● **Action item**
The whole listing, except its pictures, is to be repeated exactly.

++++++++

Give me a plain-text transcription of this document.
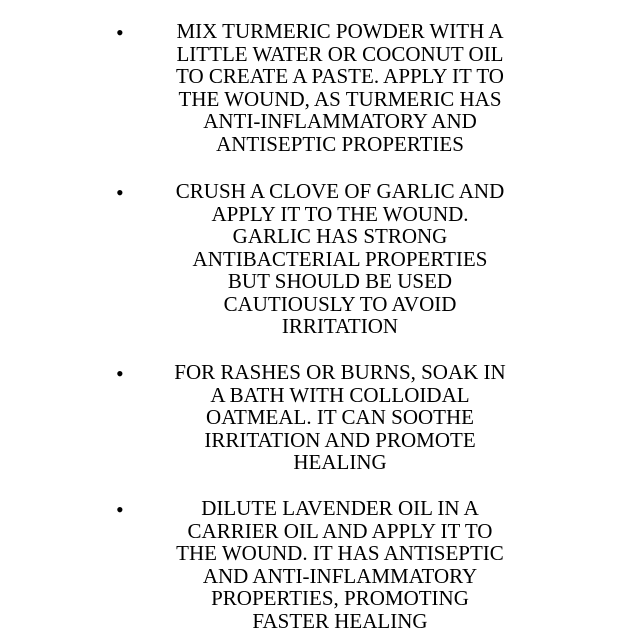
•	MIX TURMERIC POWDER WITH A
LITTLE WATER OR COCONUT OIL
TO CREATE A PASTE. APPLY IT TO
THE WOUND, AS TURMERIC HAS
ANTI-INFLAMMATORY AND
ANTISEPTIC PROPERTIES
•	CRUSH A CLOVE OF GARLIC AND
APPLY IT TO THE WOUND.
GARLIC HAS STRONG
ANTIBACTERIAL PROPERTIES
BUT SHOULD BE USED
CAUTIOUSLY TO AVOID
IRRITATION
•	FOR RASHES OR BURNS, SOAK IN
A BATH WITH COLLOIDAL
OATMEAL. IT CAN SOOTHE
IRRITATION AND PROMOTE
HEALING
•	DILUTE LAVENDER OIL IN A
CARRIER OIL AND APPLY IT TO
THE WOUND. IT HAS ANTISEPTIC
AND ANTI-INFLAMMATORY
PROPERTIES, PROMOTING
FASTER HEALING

++++++++

● **Result of the task**
Give me a plain-text transcription of this document.
•	MIX TURMERIC POWDER WITH A
LITTLE WATER OR COCONUT OIL
TO CREATE A PASTE. APPLY IT TO
THE WOUND, AS TURMERIC HAS
ANTI-INFLAMMATORY AND
ANTISEPTIC PROPERTIES
•	CRUSH A CLOVE OF GARLIC AND
APPLY IT TO THE WOUND.
GARLIC HAS STRONG
ANTIBACTERIAL PROPERTIES
BUT SHOULD BE USED
CAUTIOUSLY TO AVOID
IRRITATION
•	FOR RASHES OR BURNS, SOAK IN
A BATH WITH COLLOIDAL
OATMEAL. IT CAN SOOTHE
IRRITATION AND PROMOTE
HEALING
•	DILUTE LAVENDER OIL IN A
CARRIER OIL AND APPLY IT TO
THE WOUND. IT HAS ANTISEPTIC
AND ANTI-INFLAMMATORY
PROPERTIES, PROMOTING
FASTER HEALING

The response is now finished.